__WHAT YOU WILL DO__. Copy out the whole listing exactly as written, leaving the pictures behind.

□ □ □ □ □

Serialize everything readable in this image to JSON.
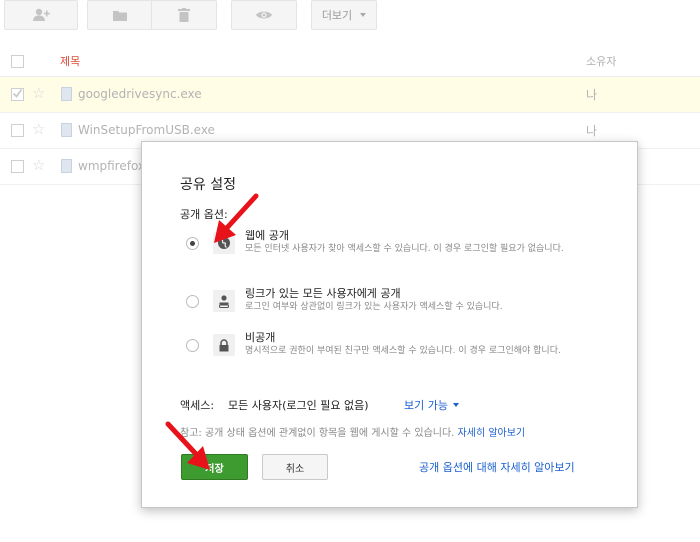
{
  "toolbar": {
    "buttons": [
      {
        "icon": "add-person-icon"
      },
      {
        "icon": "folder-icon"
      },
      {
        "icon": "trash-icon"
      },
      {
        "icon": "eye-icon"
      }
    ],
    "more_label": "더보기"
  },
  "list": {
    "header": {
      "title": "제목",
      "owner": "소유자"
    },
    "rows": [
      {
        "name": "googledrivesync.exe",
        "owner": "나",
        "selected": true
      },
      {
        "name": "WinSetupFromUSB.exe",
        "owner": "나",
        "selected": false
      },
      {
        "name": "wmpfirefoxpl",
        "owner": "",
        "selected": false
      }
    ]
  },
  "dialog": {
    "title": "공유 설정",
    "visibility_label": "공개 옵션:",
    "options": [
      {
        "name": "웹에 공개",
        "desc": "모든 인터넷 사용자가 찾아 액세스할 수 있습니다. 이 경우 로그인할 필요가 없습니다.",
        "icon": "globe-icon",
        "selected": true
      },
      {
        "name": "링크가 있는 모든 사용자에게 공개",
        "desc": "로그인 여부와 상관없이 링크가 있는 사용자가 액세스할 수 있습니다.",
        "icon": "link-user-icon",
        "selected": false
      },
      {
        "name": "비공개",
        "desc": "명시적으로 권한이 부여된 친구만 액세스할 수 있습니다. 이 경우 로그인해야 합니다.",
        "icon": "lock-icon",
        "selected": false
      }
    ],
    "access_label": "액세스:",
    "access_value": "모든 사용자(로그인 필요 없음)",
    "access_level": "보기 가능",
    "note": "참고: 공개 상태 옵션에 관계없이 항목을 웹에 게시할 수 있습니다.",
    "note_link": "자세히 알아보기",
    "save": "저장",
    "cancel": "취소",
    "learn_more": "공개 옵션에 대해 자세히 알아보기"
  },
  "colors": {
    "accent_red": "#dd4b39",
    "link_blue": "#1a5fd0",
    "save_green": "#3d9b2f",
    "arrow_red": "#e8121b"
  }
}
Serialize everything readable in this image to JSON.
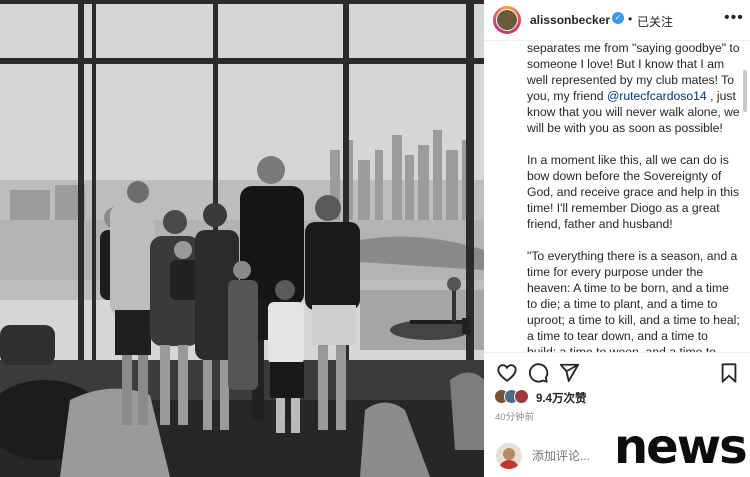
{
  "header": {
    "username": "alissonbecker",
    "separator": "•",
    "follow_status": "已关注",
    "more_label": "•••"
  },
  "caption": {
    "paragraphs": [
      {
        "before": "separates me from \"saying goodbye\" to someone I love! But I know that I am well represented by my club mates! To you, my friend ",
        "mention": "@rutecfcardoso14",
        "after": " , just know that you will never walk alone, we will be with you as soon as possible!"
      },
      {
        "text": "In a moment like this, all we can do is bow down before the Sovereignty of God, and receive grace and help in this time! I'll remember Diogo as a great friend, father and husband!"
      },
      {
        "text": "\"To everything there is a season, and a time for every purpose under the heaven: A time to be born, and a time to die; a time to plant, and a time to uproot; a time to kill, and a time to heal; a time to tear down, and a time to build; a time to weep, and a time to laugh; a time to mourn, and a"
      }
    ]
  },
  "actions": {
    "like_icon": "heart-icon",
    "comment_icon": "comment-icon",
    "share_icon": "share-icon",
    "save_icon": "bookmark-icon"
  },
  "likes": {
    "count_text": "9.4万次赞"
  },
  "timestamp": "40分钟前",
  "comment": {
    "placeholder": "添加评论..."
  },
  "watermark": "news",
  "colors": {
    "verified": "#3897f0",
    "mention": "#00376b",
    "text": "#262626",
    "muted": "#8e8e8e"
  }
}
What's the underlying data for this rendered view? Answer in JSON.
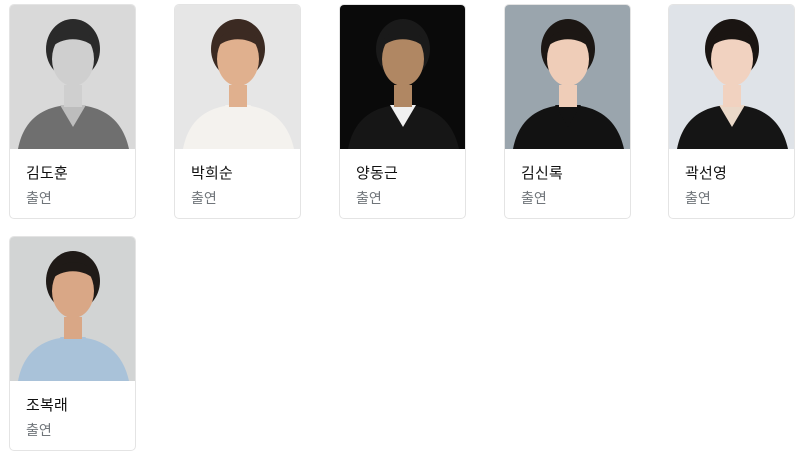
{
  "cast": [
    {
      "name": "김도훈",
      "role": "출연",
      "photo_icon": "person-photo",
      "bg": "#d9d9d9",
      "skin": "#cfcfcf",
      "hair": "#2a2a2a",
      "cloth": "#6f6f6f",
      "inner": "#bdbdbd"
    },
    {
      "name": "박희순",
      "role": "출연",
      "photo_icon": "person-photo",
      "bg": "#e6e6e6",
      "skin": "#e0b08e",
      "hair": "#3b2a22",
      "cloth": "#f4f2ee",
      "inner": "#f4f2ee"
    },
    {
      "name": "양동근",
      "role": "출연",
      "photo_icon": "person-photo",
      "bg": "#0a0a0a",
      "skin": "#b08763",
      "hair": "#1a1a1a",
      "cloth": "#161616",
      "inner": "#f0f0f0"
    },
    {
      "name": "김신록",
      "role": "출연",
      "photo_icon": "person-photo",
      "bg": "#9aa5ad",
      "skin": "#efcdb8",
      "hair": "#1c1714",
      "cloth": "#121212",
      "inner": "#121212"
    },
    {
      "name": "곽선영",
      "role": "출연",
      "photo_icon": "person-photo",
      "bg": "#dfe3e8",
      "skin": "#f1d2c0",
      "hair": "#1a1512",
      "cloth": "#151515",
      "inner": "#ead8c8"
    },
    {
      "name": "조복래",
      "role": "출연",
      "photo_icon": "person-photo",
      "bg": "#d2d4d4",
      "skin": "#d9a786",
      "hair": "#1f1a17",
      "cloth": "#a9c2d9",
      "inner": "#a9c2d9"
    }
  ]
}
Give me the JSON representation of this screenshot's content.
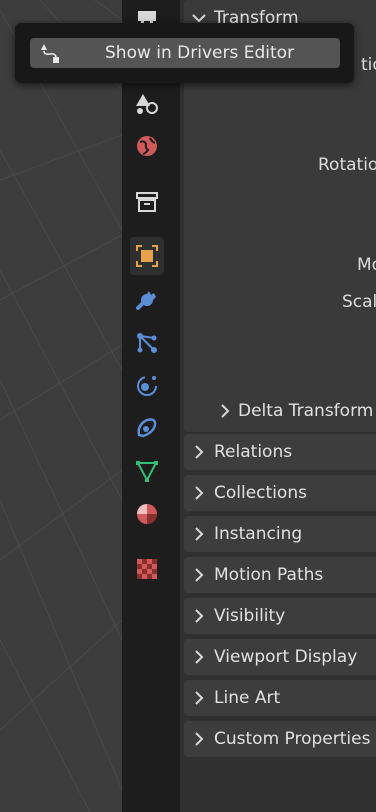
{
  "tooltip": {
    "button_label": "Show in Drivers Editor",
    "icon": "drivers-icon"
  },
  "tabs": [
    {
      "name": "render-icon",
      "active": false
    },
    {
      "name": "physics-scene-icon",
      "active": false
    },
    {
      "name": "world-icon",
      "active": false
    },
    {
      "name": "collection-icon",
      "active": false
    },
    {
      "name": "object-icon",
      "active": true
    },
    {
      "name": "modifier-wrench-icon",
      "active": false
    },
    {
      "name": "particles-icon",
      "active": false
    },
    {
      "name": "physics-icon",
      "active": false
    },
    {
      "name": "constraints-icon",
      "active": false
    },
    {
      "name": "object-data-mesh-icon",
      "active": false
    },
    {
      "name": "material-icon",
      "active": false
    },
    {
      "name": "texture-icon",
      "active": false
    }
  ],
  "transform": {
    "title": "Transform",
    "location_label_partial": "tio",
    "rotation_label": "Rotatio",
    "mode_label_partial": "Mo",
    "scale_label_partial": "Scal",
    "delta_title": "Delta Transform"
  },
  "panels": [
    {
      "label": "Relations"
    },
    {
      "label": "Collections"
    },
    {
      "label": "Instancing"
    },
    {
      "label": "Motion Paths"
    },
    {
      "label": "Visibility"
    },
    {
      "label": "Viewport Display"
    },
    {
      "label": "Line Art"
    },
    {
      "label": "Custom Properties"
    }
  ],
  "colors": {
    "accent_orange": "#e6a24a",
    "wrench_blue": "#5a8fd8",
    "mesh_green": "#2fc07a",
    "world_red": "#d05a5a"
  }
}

□ □ □ □ □

__EXERCISE RESULT__.
Serialize everything readable in this image to JSON.
{
  "toolbar": {
    "buttons": [
      {
        "icon": "add-person-icon"
      },
      {
        "icon": "folder-icon"
      },
      {
        "icon": "trash-icon"
      },
      {
        "icon": "eye-icon"
      }
    ],
    "more_label": "더보기"
  },
  "list": {
    "header": {
      "title": "제목",
      "owner": "소유자"
    },
    "rows": [
      {
        "name": "googledrivesync.exe",
        "owner": "나",
        "selected": true
      },
      {
        "name": "WinSetupFromUSB.exe",
        "owner": "나",
        "selected": false
      },
      {
        "name": "wmpfirefoxpl",
        "owner": "",
        "selected": false
      }
    ]
  },
  "dialog": {
    "title": "공유 설정",
    "visibility_label": "공개 옵션:",
    "options": [
      {
        "name": "웹에 공개",
        "desc": "모든 인터넷 사용자가 찾아 액세스할 수 있습니다. 이 경우 로그인할 필요가 없습니다.",
        "icon": "globe-icon",
        "selected": true
      },
      {
        "name": "링크가 있는 모든 사용자에게 공개",
        "desc": "로그인 여부와 상관없이 링크가 있는 사용자가 액세스할 수 있습니다.",
        "icon": "link-user-icon",
        "selected": false
      },
      {
        "name": "비공개",
        "desc": "명시적으로 권한이 부여된 친구만 액세스할 수 있습니다. 이 경우 로그인해야 합니다.",
        "icon": "lock-icon",
        "selected": false
      }
    ],
    "access_label": "액세스:",
    "access_value": "모든 사용자(로그인 필요 없음)",
    "access_level": "보기 가능",
    "note": "참고: 공개 상태 옵션에 관계없이 항목을 웹에 게시할 수 있습니다.",
    "note_link": "자세히 알아보기",
    "save": "저장",
    "cancel": "취소",
    "learn_more": "공개 옵션에 대해 자세히 알아보기"
  },
  "colors": {
    "accent_red": "#dd4b39",
    "link_blue": "#1a5fd0",
    "save_green": "#3d9b2f",
    "arrow_red": "#e8121b"
  }
}
Serialize everything readable in this image to JSON.
{
  "header": {
    "username": "alissonbecker",
    "separator": "•",
    "follow_status": "已关注",
    "more_label": "•••"
  },
  "caption": {
    "paragraphs": [
      {
        "before": "separates me from \"saying goodbye\" to someone I love! But I know that I am well represented by my club mates! To you, my friend ",
        "mention": "@rutecfcardoso14",
        "after": " , just know that you will never walk alone, we will be with you as soon as possible!"
      },
      {
        "text": "In a moment like this, all we can do is bow down before the Sovereignty of God, and receive grace and help in this time! I'll remember Diogo as a great friend, father and husband!"
      },
      {
        "text": "\"To everything there is a season, and a time for every purpose under the heaven: A time to be born, and a time to die; a time to plant, and a time to uproot; a time to kill, and a time to heal; a time to tear down, and a time to build; a time to weep, and a time to laugh; a time to mourn, and a"
      }
    ]
  },
  "actions": {
    "like_icon": "heart-icon",
    "comment_icon": "comment-icon",
    "share_icon": "share-icon",
    "save_icon": "bookmark-icon"
  },
  "likes": {
    "count_text": "9.4万次赞"
  },
  "timestamp": "40分钟前",
  "comment": {
    "placeholder": "添加评论..."
  },
  "watermark": "news",
  "colors": {
    "verified": "#3897f0",
    "mention": "#00376b",
    "text": "#262626",
    "muted": "#8e8e8e"
  }
}
What's the underlying data for this rendered view? Answer in JSON.
{
  "cast": [
    {
      "name": "김도훈",
      "role": "출연",
      "photo_icon": "person-photo",
      "bg": "#d9d9d9",
      "skin": "#cfcfcf",
      "hair": "#2a2a2a",
      "cloth": "#6f6f6f",
      "inner": "#bdbdbd"
    },
    {
      "name": "박희순",
      "role": "출연",
      "photo_icon": "person-photo",
      "bg": "#e6e6e6",
      "skin": "#e0b08e",
      "hair": "#3b2a22",
      "cloth": "#f4f2ee",
      "inner": "#f4f2ee"
    },
    {
      "name": "양동근",
      "role": "출연",
      "photo_icon": "person-photo",
      "bg": "#0a0a0a",
      "skin": "#b08763",
      "hair": "#1a1a1a",
      "cloth": "#161616",
      "inner": "#f0f0f0"
    },
    {
      "name": "김신록",
      "role": "출연",
      "photo_icon": "person-photo",
      "bg": "#9aa5ad",
      "skin": "#efcdb8",
      "hair": "#1c1714",
      "cloth": "#121212",
      "inner": "#121212"
    },
    {
      "name": "곽선영",
      "role": "출연",
      "photo_icon": "person-photo",
      "bg": "#dfe3e8",
      "skin": "#f1d2c0",
      "hair": "#1a1512",
      "cloth": "#151515",
      "inner": "#ead8c8"
    },
    {
      "name": "조복래",
      "role": "출연",
      "photo_icon": "person-photo",
      "bg": "#d2d4d4",
      "skin": "#d9a786",
      "hair": "#1f1a17",
      "cloth": "#a9c2d9",
      "inner": "#a9c2d9"
    }
  ]
}
Give me the JSON representation of this screenshot's content.
{
  "tooltip": {
    "button_label": "Show in Drivers Editor",
    "icon": "drivers-icon"
  },
  "tabs": [
    {
      "name": "render-icon",
      "active": false
    },
    {
      "name": "physics-scene-icon",
      "active": false
    },
    {
      "name": "world-icon",
      "active": false
    },
    {
      "name": "collection-icon",
      "active": false
    },
    {
      "name": "object-icon",
      "active": true
    },
    {
      "name": "modifier-wrench-icon",
      "active": false
    },
    {
      "name": "particles-icon",
      "active": false
    },
    {
      "name": "physics-icon",
      "active": false
    },
    {
      "name": "constraints-icon",
      "active": false
    },
    {
      "name": "object-data-mesh-icon",
      "active": false
    },
    {
      "name": "material-icon",
      "active": false
    },
    {
      "name": "texture-icon",
      "active": false
    }
  ],
  "transform": {
    "title": "Transform",
    "location_label_partial": "tio",
    "rotation_label": "Rotatio",
    "mode_label_partial": "Mo",
    "scale_label_partial": "Scal",
    "delta_title": "Delta Transform"
  },
  "panels": [
    {
      "label": "Relations"
    },
    {
      "label": "Collections"
    },
    {
      "label": "Instancing"
    },
    {
      "label": "Motion Paths"
    },
    {
      "label": "Visibility"
    },
    {
      "label": "Viewport Display"
    },
    {
      "label": "Line Art"
    },
    {
      "label": "Custom Properties"
    }
  ],
  "colors": {
    "accent_orange": "#e6a24a",
    "wrench_blue": "#5a8fd8",
    "mesh_green": "#2fc07a",
    "world_red": "#d05a5a"
  }
}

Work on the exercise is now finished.